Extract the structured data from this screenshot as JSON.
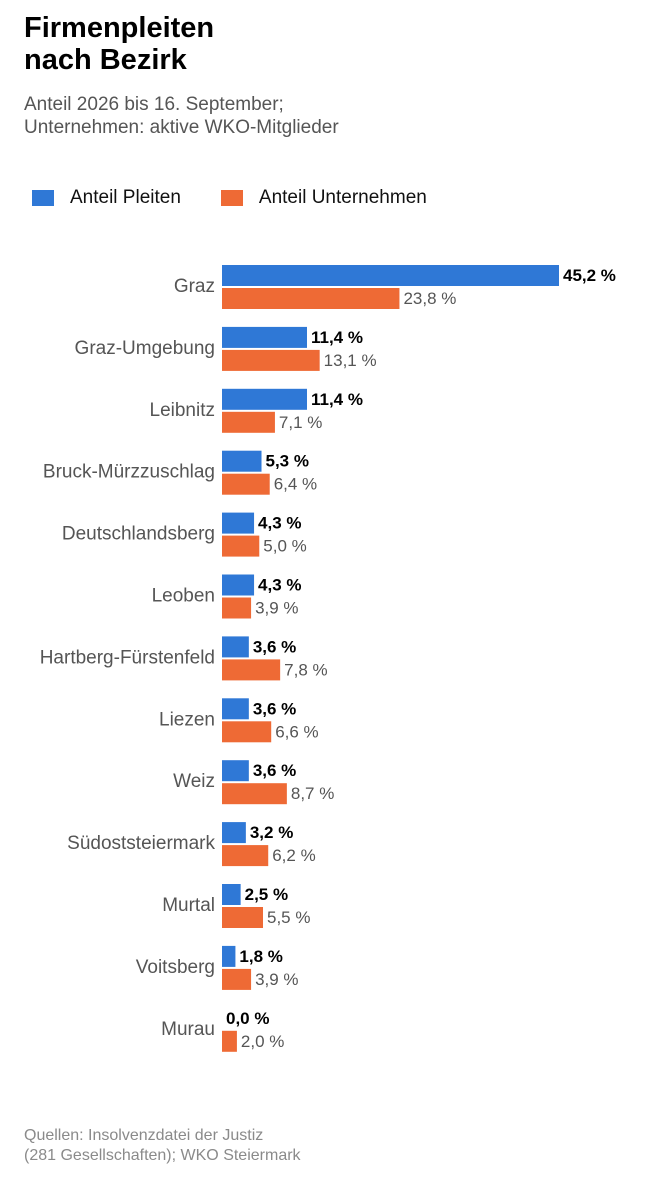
{
  "chart_data": {
    "type": "bar",
    "orientation": "horizontal",
    "title_line1": "Firmenpleiten",
    "title_line2": "nach Bezirk",
    "subtitle_line1": "Anteil 2026 bis 16. September;",
    "subtitle_line2": "Unternehmen: aktive WKO-Mitglieder",
    "categories": [
      "Graz",
      "Graz-Umgebung",
      "Leibnitz",
      "Bruck-Mürzzuschlag",
      "Deutschlandsberg",
      "Leoben",
      "Hartberg-Fürstenfeld",
      "Liezen",
      "Weiz",
      "Südoststeiermark",
      "Murtal",
      "Voitsberg",
      "Murau"
    ],
    "series": [
      {
        "name": "Anteil Pleiten",
        "color": "#2f78d6",
        "values": [
          45.2,
          11.4,
          11.4,
          5.3,
          4.3,
          4.3,
          3.6,
          3.6,
          3.6,
          3.2,
          2.5,
          1.8,
          0.0
        ],
        "labels": [
          "45,2 %",
          "11,4 %",
          "11,4 %",
          "5,3 %",
          "4,3 %",
          "4,3 %",
          "3,6 %",
          "3,6 %",
          "3,6 %",
          "3,2 %",
          "2,5 %",
          "1,8 %",
          "0,0 %"
        ]
      },
      {
        "name": "Anteil Unternehmen",
        "color": "#ee6a35",
        "values": [
          23.8,
          13.1,
          7.1,
          6.4,
          5.0,
          3.9,
          7.8,
          6.6,
          8.7,
          6.2,
          5.5,
          3.9,
          2.0
        ],
        "labels": [
          "23,8 %",
          "13,1 %",
          "7,1 %",
          "6,4 %",
          "5,0 %",
          "3,9 %",
          "7,8 %",
          "6,6 %",
          "8,7 %",
          "6,2 %",
          "5,5 %",
          "3,9 %",
          "2,0 %"
        ]
      }
    ],
    "xlim": [
      0,
      45.2
    ],
    "grid": false,
    "legend_position": "top-left",
    "source_line1": "Quellen: Insolvenzdatei der Justiz",
    "source_line2": "(281 Gesellschaften); WKO Steiermark"
  }
}
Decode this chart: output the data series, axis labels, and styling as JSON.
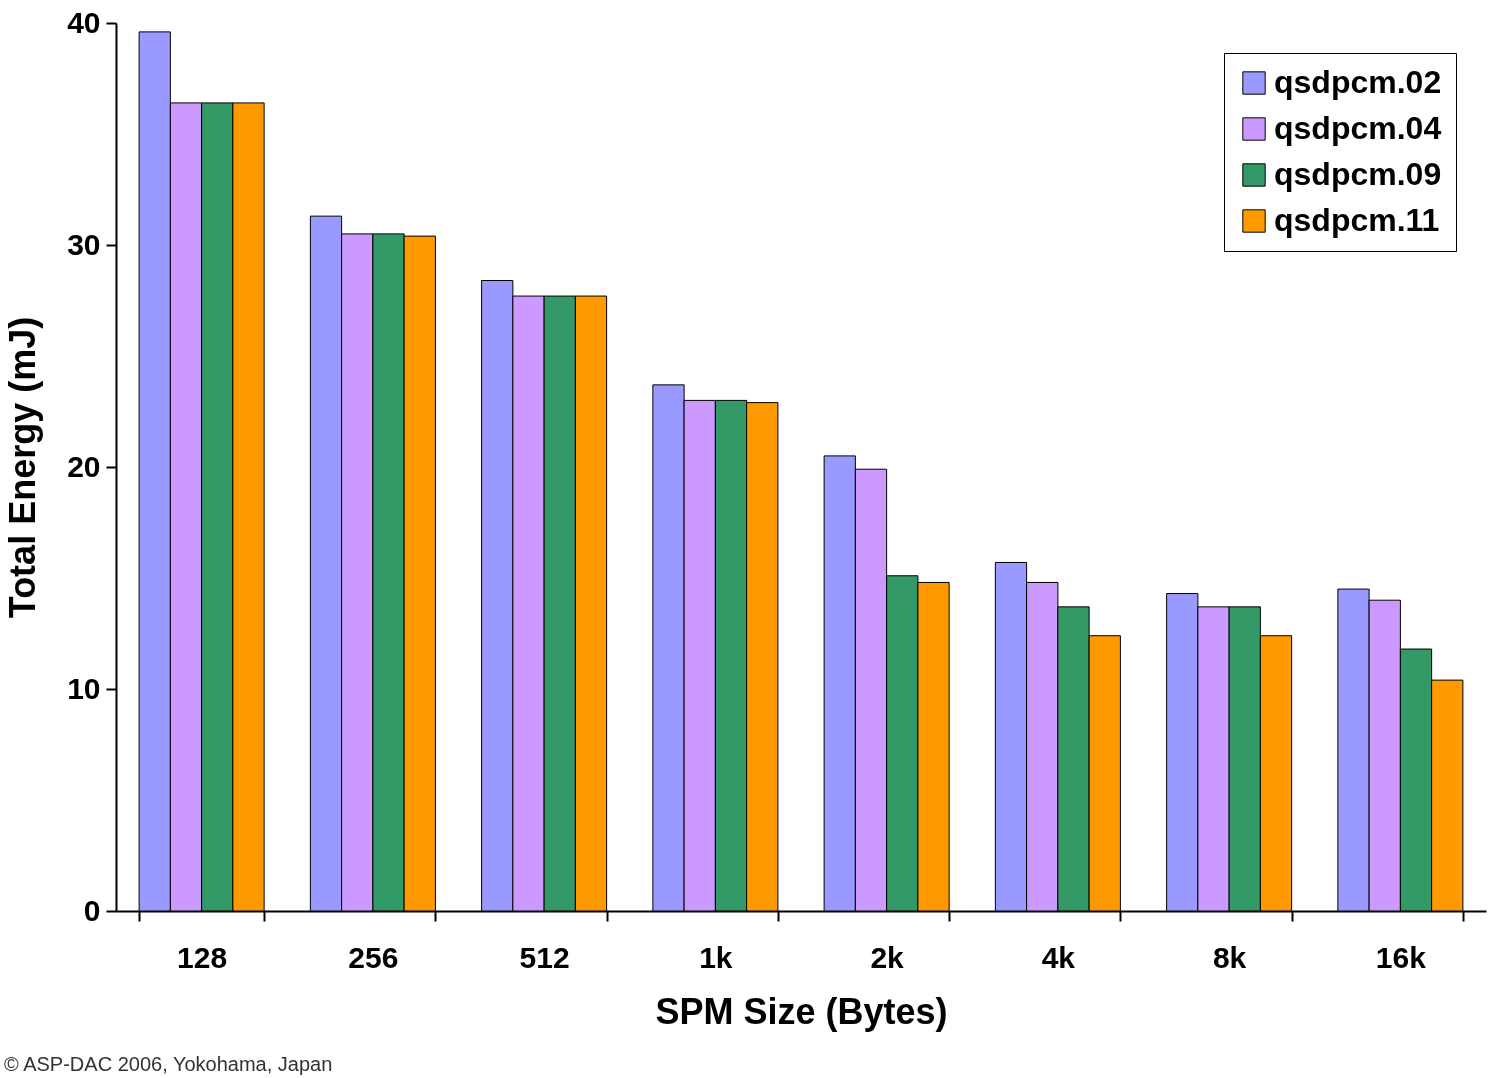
{
  "chart_data": {
    "type": "bar",
    "xlabel": "SPM Size (Bytes)",
    "ylabel": "Total Energy (mJ)",
    "categories": [
      "128",
      "256",
      "512",
      "1k",
      "2k",
      "4k",
      "8k",
      "16k"
    ],
    "series": [
      {
        "name": "qsdpcm.02",
        "color": "#9999ff",
        "values": [
          39.6,
          31.3,
          28.4,
          23.7,
          20.5,
          15.7,
          14.3,
          14.5
        ]
      },
      {
        "name": "qsdpcm.04",
        "color": "#cc99ff",
        "values": [
          36.4,
          30.5,
          27.7,
          23.0,
          19.9,
          14.8,
          13.7,
          14.0
        ]
      },
      {
        "name": "qsdpcm.09",
        "color": "#339966",
        "values": [
          36.4,
          30.5,
          27.7,
          23.0,
          15.1,
          13.7,
          13.7,
          11.8
        ]
      },
      {
        "name": "qsdpcm.11",
        "color": "#ff9900",
        "values": [
          36.4,
          30.4,
          27.7,
          22.9,
          14.8,
          12.4,
          12.4,
          10.4
        ]
      }
    ],
    "ylim": [
      0,
      40
    ],
    "yticks": [
      0,
      10,
      20,
      30,
      40
    ],
    "grid": false,
    "legend": "top right",
    "annotations": [
      "© ASP-DAC 2006, Yokohama, Japan"
    ]
  }
}
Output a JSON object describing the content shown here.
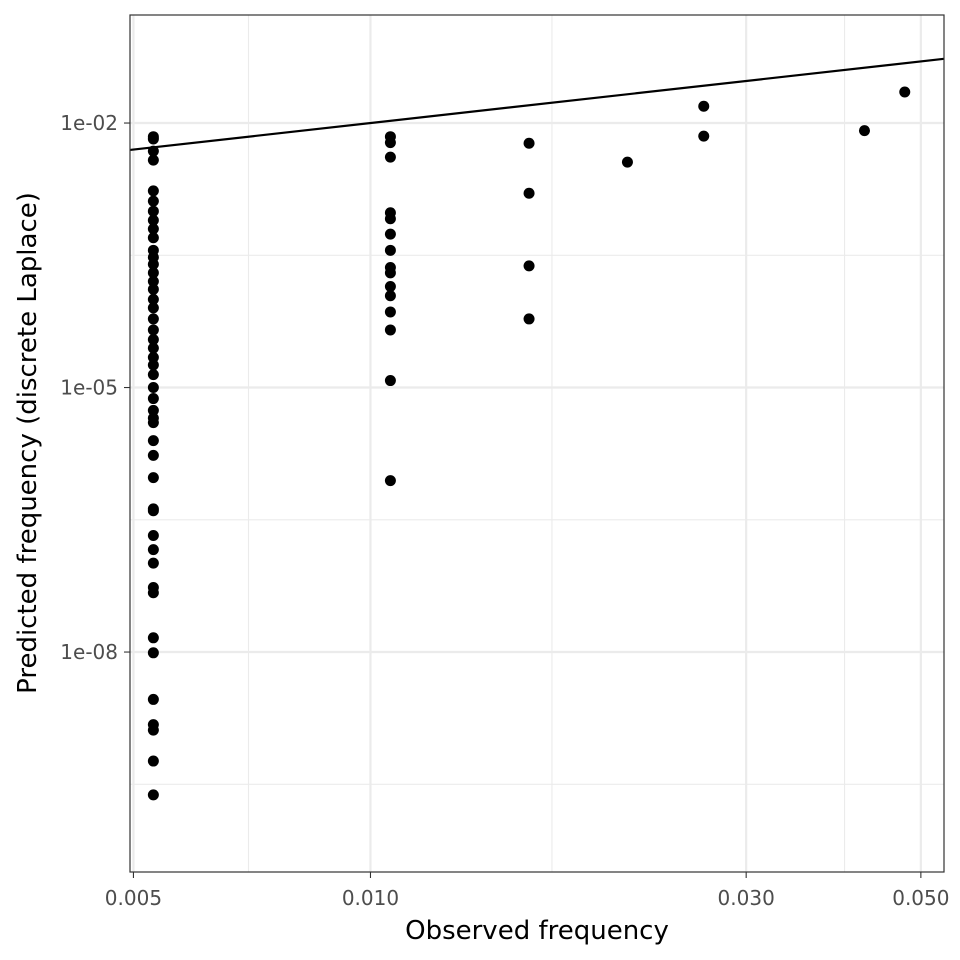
{
  "chart_data": {
    "type": "scatter",
    "title": "",
    "xlabel": "Observed frequency",
    "ylabel": "Predicted frequency (discrete Laplace)",
    "x_scale": "log10",
    "y_scale": "log10",
    "xlim": [
      0.00495,
      0.0535
    ],
    "ylim": [
      3.2e-11,
      0.168
    ],
    "x_ticks": [
      {
        "value": 0.005,
        "label": "0.005"
      },
      {
        "value": 0.01,
        "label": "0.010"
      },
      {
        "value": 0.03,
        "label": "0.030"
      },
      {
        "value": 0.05,
        "label": "0.050"
      }
    ],
    "x_minor_ticks": [
      0.007,
      0.017,
      0.04
    ],
    "y_ticks": [
      {
        "value": 0.01,
        "label": "1e-02"
      },
      {
        "value": 1e-05,
        "label": "1e-05"
      },
      {
        "value": 1e-08,
        "label": "1e-08"
      }
    ],
    "y_minor_ticks": [
      0.3,
      0.000316,
      3.16e-07,
      3.16e-10
    ],
    "grid": true,
    "reference_line": {
      "type": "identity",
      "description": "y = x"
    },
    "series": [
      {
        "marker": "filled-circle",
        "color": "#000000",
        "points": [
          {
            "x": 0.0053,
            "y": 0.007
          },
          {
            "x": 0.0053,
            "y": 0.0066
          },
          {
            "x": 0.0053,
            "y": 0.0048
          },
          {
            "x": 0.0053,
            "y": 0.0038
          },
          {
            "x": 0.0053,
            "y": 0.0017
          },
          {
            "x": 0.0053,
            "y": 0.0013
          },
          {
            "x": 0.0053,
            "y": 0.001
          },
          {
            "x": 0.0053,
            "y": 0.00079
          },
          {
            "x": 0.0053,
            "y": 0.00063
          },
          {
            "x": 0.0053,
            "y": 0.0005
          },
          {
            "x": 0.0053,
            "y": 0.00036
          },
          {
            "x": 0.0053,
            "y": 0.0003
          },
          {
            "x": 0.0053,
            "y": 0.00025
          },
          {
            "x": 0.0053,
            "y": 0.0002
          },
          {
            "x": 0.0053,
            "y": 0.00016
          },
          {
            "x": 0.0053,
            "y": 0.00013
          },
          {
            "x": 0.0053,
            "y": 0.0001
          },
          {
            "x": 0.0053,
            "y": 8e-05
          },
          {
            "x": 0.0053,
            "y": 6e-05
          },
          {
            "x": 0.0053,
            "y": 4.5e-05
          },
          {
            "x": 0.0053,
            "y": 3.5e-05
          },
          {
            "x": 0.0053,
            "y": 2.8e-05
          },
          {
            "x": 0.0053,
            "y": 2.2e-05
          },
          {
            "x": 0.0053,
            "y": 1.8e-05
          },
          {
            "x": 0.0053,
            "y": 1.4e-05
          },
          {
            "x": 0.0053,
            "y": 1e-05
          },
          {
            "x": 0.0053,
            "y": 7.5e-06
          },
          {
            "x": 0.0053,
            "y": 5.5e-06
          },
          {
            "x": 0.0053,
            "y": 4.5e-06
          },
          {
            "x": 0.0053,
            "y": 4e-06
          },
          {
            "x": 0.0053,
            "y": 2.5e-06
          },
          {
            "x": 0.0053,
            "y": 1.7e-06
          },
          {
            "x": 0.0053,
            "y": 9.5e-07
          },
          {
            "x": 0.0053,
            "y": 4.2e-07
          },
          {
            "x": 0.0053,
            "y": 4e-07
          },
          {
            "x": 0.0053,
            "y": 2.1e-07
          },
          {
            "x": 0.0053,
            "y": 1.45e-07
          },
          {
            "x": 0.0053,
            "y": 1.02e-07
          },
          {
            "x": 0.0053,
            "y": 5.4e-08
          },
          {
            "x": 0.0053,
            "y": 4.7e-08
          },
          {
            "x": 0.0053,
            "y": 1.45e-08
          },
          {
            "x": 0.0053,
            "y": 9.8e-09
          },
          {
            "x": 0.0053,
            "y": 2.9e-09
          },
          {
            "x": 0.0053,
            "y": 1.5e-09
          },
          {
            "x": 0.0053,
            "y": 1.3e-09
          },
          {
            "x": 0.0053,
            "y": 5.8e-10
          },
          {
            "x": 0.0053,
            "y": 2.4e-10
          },
          {
            "x": 0.0106,
            "y": 0.007
          },
          {
            "x": 0.0106,
            "y": 0.006
          },
          {
            "x": 0.0106,
            "y": 0.0041
          },
          {
            "x": 0.0106,
            "y": 0.00096
          },
          {
            "x": 0.0106,
            "y": 0.00082
          },
          {
            "x": 0.0106,
            "y": 0.00055
          },
          {
            "x": 0.0106,
            "y": 0.00036
          },
          {
            "x": 0.0106,
            "y": 0.00023
          },
          {
            "x": 0.0106,
            "y": 0.0002
          },
          {
            "x": 0.0106,
            "y": 0.00014
          },
          {
            "x": 0.0106,
            "y": 0.00011
          },
          {
            "x": 0.0106,
            "y": 7.2e-05
          },
          {
            "x": 0.0106,
            "y": 4.5e-05
          },
          {
            "x": 0.0106,
            "y": 1.2e-05
          },
          {
            "x": 0.0106,
            "y": 8.8e-07
          },
          {
            "x": 0.0159,
            "y": 0.0059
          },
          {
            "x": 0.0159,
            "y": 0.0016
          },
          {
            "x": 0.0159,
            "y": 0.00024
          },
          {
            "x": 0.0159,
            "y": 6e-05
          },
          {
            "x": 0.0212,
            "y": 0.0036
          },
          {
            "x": 0.0265,
            "y": 0.0155
          },
          {
            "x": 0.0265,
            "y": 0.0071
          },
          {
            "x": 0.0424,
            "y": 0.0082
          },
          {
            "x": 0.0477,
            "y": 0.0225
          }
        ]
      }
    ]
  }
}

• Exercise task: Answer with one number: how many lines in the listing hold "type".

• Answer to this task: 4